▶ _Task description_
Retype exactly and only the lines from the one that contains "Decode this chart: output" through the final line of the data; pictures are left out.

▶ _Task data_
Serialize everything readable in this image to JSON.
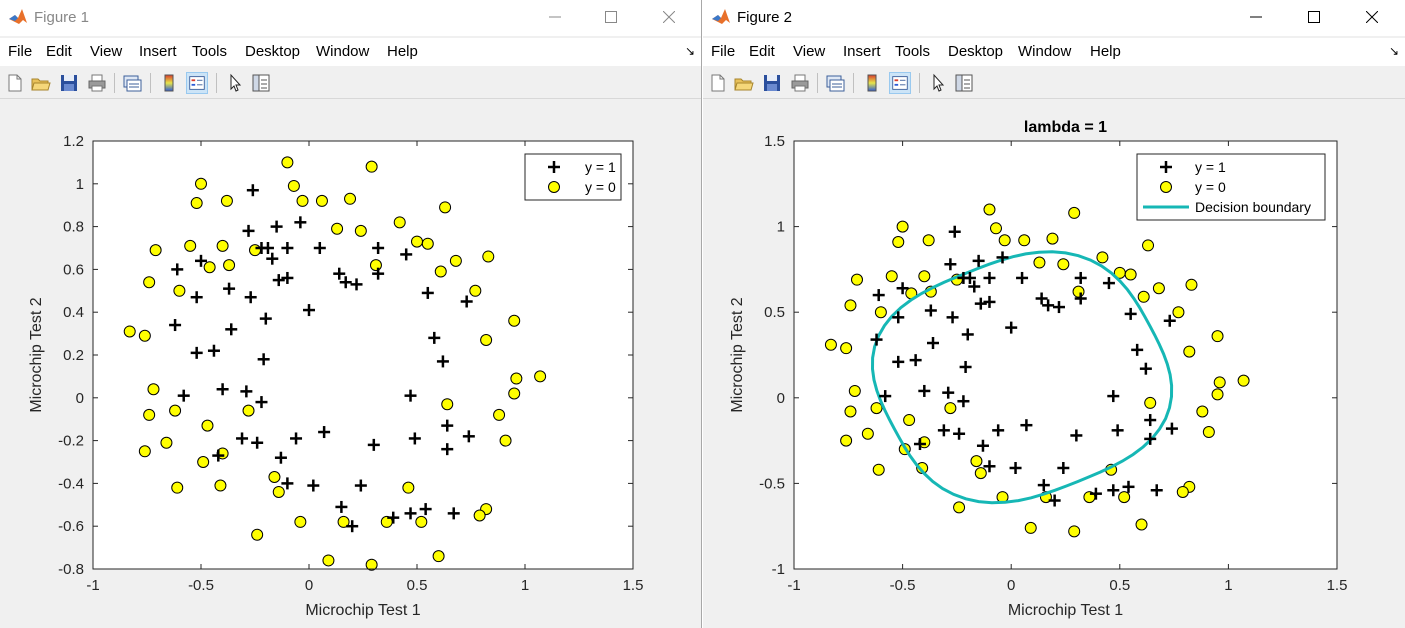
{
  "windows": [
    {
      "title": "Figure 1",
      "menu": [
        "File",
        "Edit",
        "View",
        "Insert",
        "Tools",
        "Desktop",
        "Window",
        "Help"
      ],
      "toolbar_icons": [
        "new-figure-icon",
        "open-file-icon",
        "save-icon",
        "print-icon",
        "link-plot-icon",
        "insert-colorbar-icon",
        "insert-legend-icon",
        "edit-plot-icon",
        "property-inspector-icon"
      ]
    },
    {
      "title": "Figure 2",
      "menu": [
        "File",
        "Edit",
        "View",
        "Insert",
        "Tools",
        "Desktop",
        "Window",
        "Help"
      ],
      "toolbar_icons": [
        "new-figure-icon",
        "open-file-icon",
        "save-icon",
        "print-icon",
        "link-plot-icon",
        "insert-colorbar-icon",
        "insert-legend-icon",
        "edit-plot-icon",
        "property-inspector-icon"
      ]
    }
  ],
  "colors": {
    "negative_fill": "#ffff00",
    "boundary": "#16b7b5",
    "axes_bg": "#ffffff",
    "figure_bg": "#f0f0f0"
  },
  "chart_data": [
    {
      "type": "scatter",
      "title": "",
      "xlabel": "Microchip Test 1",
      "ylabel": "Microchip Test 2",
      "xlim": [
        -1,
        1.5
      ],
      "ylim": [
        -0.8,
        1.2
      ],
      "xticks": [
        "-1",
        "-0.5",
        "0",
        "0.5",
        "1",
        "1.5"
      ],
      "yticks": [
        "-0.8",
        "-0.6",
        "-0.4",
        "-0.2",
        "0",
        "0.2",
        "0.4",
        "0.6",
        "0.8",
        "1",
        "1.2"
      ],
      "xtick_values": [
        -1,
        -0.5,
        0,
        0.5,
        1,
        1.5
      ],
      "ytick_values": [
        -0.8,
        -0.6,
        -0.4,
        -0.2,
        0,
        0.2,
        0.4,
        0.6,
        0.8,
        1,
        1.2
      ],
      "legend": [
        "y = 1",
        "y = 0"
      ],
      "legend_position": "top-right",
      "grid": false
    },
    {
      "type": "scatter",
      "title": "lambda = 1",
      "xlabel": "Microchip Test 1",
      "ylabel": "Microchip Test 2",
      "xlim": [
        -1,
        1.5
      ],
      "ylim": [
        -1,
        1.5
      ],
      "xticks": [
        "-1",
        "-0.5",
        "0",
        "0.5",
        "1",
        "1.5"
      ],
      "yticks": [
        "-1",
        "-0.5",
        "0",
        "0.5",
        "1",
        "1.5"
      ],
      "xtick_values": [
        -1,
        -0.5,
        0,
        0.5,
        1,
        1.5
      ],
      "ytick_values": [
        -1,
        -0.5,
        0,
        0.5,
        1,
        1.5
      ],
      "legend": [
        "y = 1",
        "y = 0",
        "Decision boundary"
      ],
      "legend_position": "top-right",
      "grid": false
    }
  ],
  "shared_series": {
    "y1": [
      [
        -0.61,
        0.6
      ],
      [
        -0.5,
        0.64
      ],
      [
        -0.52,
        0.47
      ],
      [
        -0.62,
        0.34
      ],
      [
        -0.58,
        0.01
      ],
      [
        -0.52,
        0.21
      ],
      [
        -0.44,
        0.22
      ],
      [
        -0.4,
        0.04
      ],
      [
        -0.37,
        0.51
      ],
      [
        -0.36,
        0.32
      ],
      [
        -0.28,
        0.78
      ],
      [
        -0.27,
        0.47
      ],
      [
        -0.26,
        0.97
      ],
      [
        -0.22,
        0.7
      ],
      [
        -0.2,
        0.37
      ],
      [
        -0.21,
        0.18
      ],
      [
        -0.19,
        0.7
      ],
      [
        -0.17,
        0.65
      ],
      [
        -0.15,
        0.8
      ],
      [
        -0.14,
        0.55
      ],
      [
        -0.1,
        0.7
      ],
      [
        -0.1,
        0.56
      ],
      [
        -0.04,
        0.82
      ],
      [
        0.0,
        0.41
      ],
      [
        0.05,
        0.7
      ],
      [
        0.14,
        0.58
      ],
      [
        0.17,
        0.54
      ],
      [
        0.22,
        0.53
      ],
      [
        0.32,
        0.7
      ],
      [
        0.32,
        0.58
      ],
      [
        0.45,
        0.67
      ],
      [
        0.55,
        0.49
      ],
      [
        0.58,
        0.28
      ],
      [
        0.62,
        0.17
      ],
      [
        0.73,
        0.45
      ],
      [
        -0.42,
        -0.27
      ],
      [
        -0.29,
        0.03
      ],
      [
        -0.31,
        -0.19
      ],
      [
        -0.24,
        -0.21
      ],
      [
        -0.22,
        -0.02
      ],
      [
        -0.13,
        -0.28
      ],
      [
        -0.1,
        -0.4
      ],
      [
        -0.06,
        -0.19
      ],
      [
        0.02,
        -0.41
      ],
      [
        0.07,
        -0.16
      ],
      [
        0.15,
        -0.51
      ],
      [
        0.2,
        -0.6
      ],
      [
        0.24,
        -0.41
      ],
      [
        0.3,
        -0.22
      ],
      [
        0.39,
        -0.56
      ],
      [
        0.47,
        0.01
      ],
      [
        0.47,
        -0.54
      ],
      [
        0.49,
        -0.19
      ],
      [
        0.54,
        -0.52
      ],
      [
        0.64,
        -0.13
      ],
      [
        0.64,
        -0.24
      ],
      [
        0.67,
        -0.54
      ],
      [
        0.74,
        -0.18
      ]
    ],
    "y0": [
      [
        -0.83,
        0.31
      ],
      [
        -0.76,
        0.29
      ],
      [
        -0.74,
        0.54
      ],
      [
        -0.71,
        0.69
      ],
      [
        -0.72,
        0.04
      ],
      [
        -0.74,
        -0.08
      ],
      [
        -0.66,
        -0.21
      ],
      [
        -0.76,
        -0.25
      ],
      [
        -0.61,
        -0.42
      ],
      [
        -0.62,
        -0.06
      ],
      [
        -0.6,
        0.5
      ],
      [
        -0.55,
        0.71
      ],
      [
        -0.5,
        1.0
      ],
      [
        -0.52,
        0.91
      ],
      [
        -0.46,
        0.61
      ],
      [
        -0.4,
        0.71
      ],
      [
        -0.38,
        0.92
      ],
      [
        -0.37,
        0.62
      ],
      [
        -0.25,
        0.69
      ],
      [
        -0.07,
        0.99
      ],
      [
        -0.1,
        1.1
      ],
      [
        -0.03,
        0.92
      ],
      [
        0.06,
        0.92
      ],
      [
        0.13,
        0.79
      ],
      [
        0.24,
        0.78
      ],
      [
        0.19,
        0.93
      ],
      [
        0.29,
        1.08
      ],
      [
        0.31,
        0.62
      ],
      [
        0.42,
        0.82
      ],
      [
        0.5,
        0.73
      ],
      [
        0.55,
        0.72
      ],
      [
        0.61,
        0.59
      ],
      [
        0.68,
        0.64
      ],
      [
        0.63,
        0.89
      ],
      [
        0.77,
        0.5
      ],
      [
        0.83,
        0.66
      ],
      [
        0.82,
        0.27
      ],
      [
        0.95,
        0.36
      ],
      [
        0.95,
        0.02
      ],
      [
        0.96,
        0.09
      ],
      [
        1.07,
        0.1
      ],
      [
        0.88,
        -0.08
      ],
      [
        0.91,
        -0.2
      ],
      [
        0.82,
        -0.52
      ],
      [
        0.79,
        -0.55
      ],
      [
        0.64,
        -0.03
      ],
      [
        0.52,
        -0.58
      ],
      [
        0.6,
        -0.74
      ],
      [
        0.46,
        -0.42
      ],
      [
        0.36,
        -0.58
      ],
      [
        0.29,
        -0.78
      ],
      [
        0.16,
        -0.58
      ],
      [
        0.09,
        -0.76
      ],
      [
        -0.04,
        -0.58
      ],
      [
        -0.16,
        -0.37
      ],
      [
        -0.14,
        -0.44
      ],
      [
        -0.28,
        -0.06
      ],
      [
        -0.24,
        -0.64
      ],
      [
        -0.41,
        -0.41
      ],
      [
        -0.4,
        -0.26
      ],
      [
        -0.47,
        -0.13
      ],
      [
        -0.49,
        -0.3
      ]
    ]
  }
}
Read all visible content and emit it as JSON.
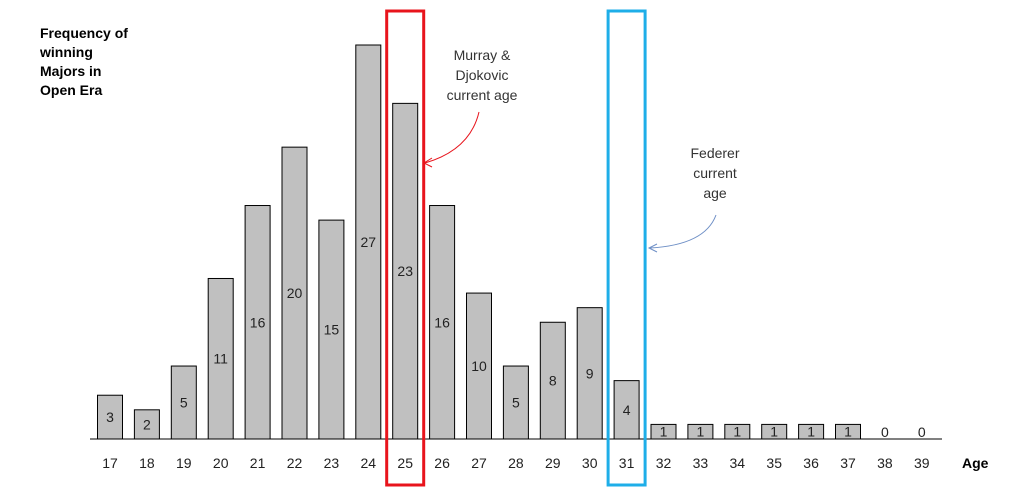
{
  "chart_data": {
    "type": "bar",
    "title": "",
    "ylabel": "Frequency of\nwinning\nMajors in\nOpen Era",
    "xlabel": "Age",
    "categories": [
      "17",
      "18",
      "19",
      "20",
      "21",
      "22",
      "23",
      "24",
      "25",
      "26",
      "27",
      "28",
      "29",
      "30",
      "31",
      "32",
      "33",
      "34",
      "35",
      "36",
      "37",
      "38",
      "39"
    ],
    "values": [
      3,
      2,
      5,
      11,
      16,
      20,
      15,
      27,
      23,
      16,
      10,
      5,
      8,
      9,
      4,
      1,
      1,
      1,
      1,
      1,
      1,
      0,
      0
    ],
    "ylim": [
      0,
      27
    ],
    "grid": false,
    "bar_color": "#c0c0c0",
    "annotations": [
      {
        "text": "Murray &\nDjokovic\ncurrent age",
        "highlight_category": "25",
        "color": "#e8141c"
      },
      {
        "text": "Federer\ncurrent\nage",
        "highlight_category": "31",
        "color": "#1eaee8"
      }
    ]
  }
}
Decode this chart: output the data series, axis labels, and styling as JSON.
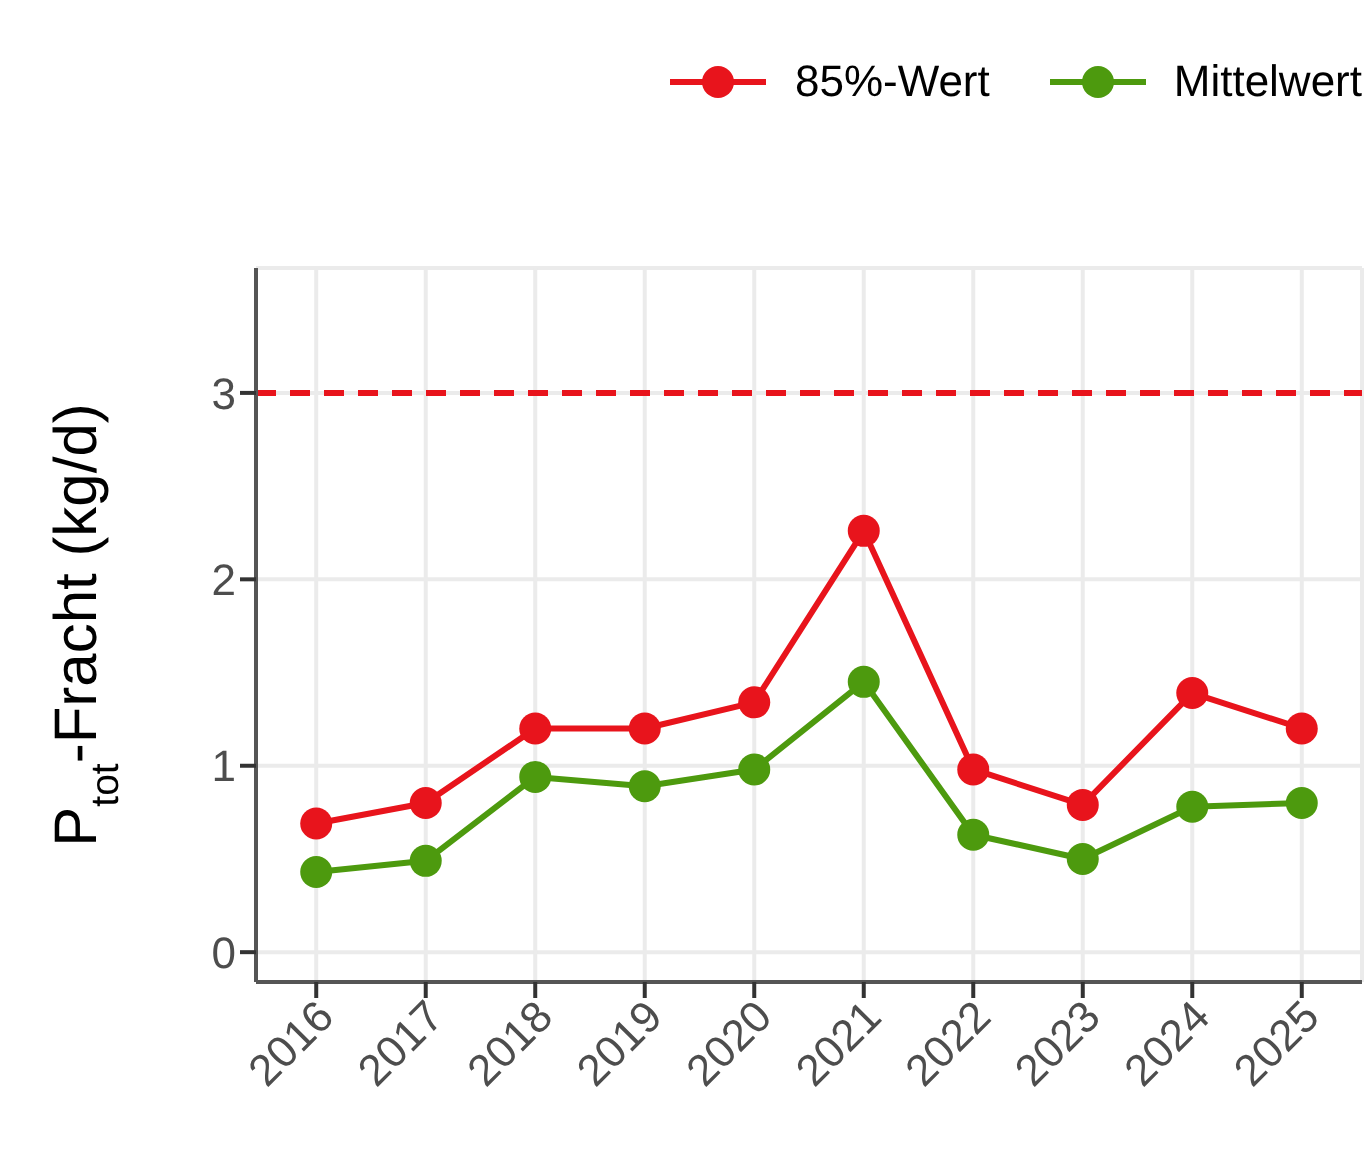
{
  "chart_data": {
    "type": "line",
    "ylabel": "P$_{tot}$-Fracht (kg/d)",
    "categories": [
      "2016",
      "2017",
      "2018",
      "2019",
      "2020",
      "2021",
      "2022",
      "2023",
      "2024",
      "2025"
    ],
    "series": [
      {
        "name": "85%-Wert",
        "color": "#e8141c",
        "values": [
          0.69,
          0.8,
          1.2,
          1.2,
          1.34,
          2.26,
          0.98,
          0.79,
          1.39,
          1.2
        ]
      },
      {
        "name": "Mittelwert",
        "color": "#4d9a0e",
        "values": [
          0.43,
          0.49,
          0.94,
          0.89,
          0.98,
          1.45,
          0.63,
          0.5,
          0.78,
          0.8
        ]
      }
    ],
    "ylim": [
      -0.16,
      3.67
    ],
    "yticks": [
      0,
      1,
      2,
      3
    ],
    "ref_lines": [
      {
        "axis": "y",
        "value": 3,
        "color": "#e8141c",
        "line_style": "dashed"
      }
    ],
    "grid": true,
    "legend": "top right",
    "marker": "circle",
    "line_style": "solid"
  }
}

▶ _Correct result_
Decode this chart: output the data series, axis labels, and styling as JSON.
{
  "chart_data": {
    "type": "line",
    "ylabel": "P$_{tot}$-Fracht (kg/d)",
    "categories": [
      "2016",
      "2017",
      "2018",
      "2019",
      "2020",
      "2021",
      "2022",
      "2023",
      "2024",
      "2025"
    ],
    "series": [
      {
        "name": "85%-Wert",
        "color": "#e8141c",
        "values": [
          0.69,
          0.8,
          1.2,
          1.2,
          1.34,
          2.26,
          0.98,
          0.79,
          1.39,
          1.2
        ]
      },
      {
        "name": "Mittelwert",
        "color": "#4d9a0e",
        "values": [
          0.43,
          0.49,
          0.94,
          0.89,
          0.98,
          1.45,
          0.63,
          0.5,
          0.78,
          0.8
        ]
      }
    ],
    "ylim": [
      -0.16,
      3.67
    ],
    "yticks": [
      0,
      1,
      2,
      3
    ],
    "ref_lines": [
      {
        "axis": "y",
        "value": 3,
        "color": "#e8141c",
        "line_style": "dashed"
      }
    ],
    "grid": true,
    "legend": "top right",
    "marker": "circle",
    "line_style": "solid"
  }
}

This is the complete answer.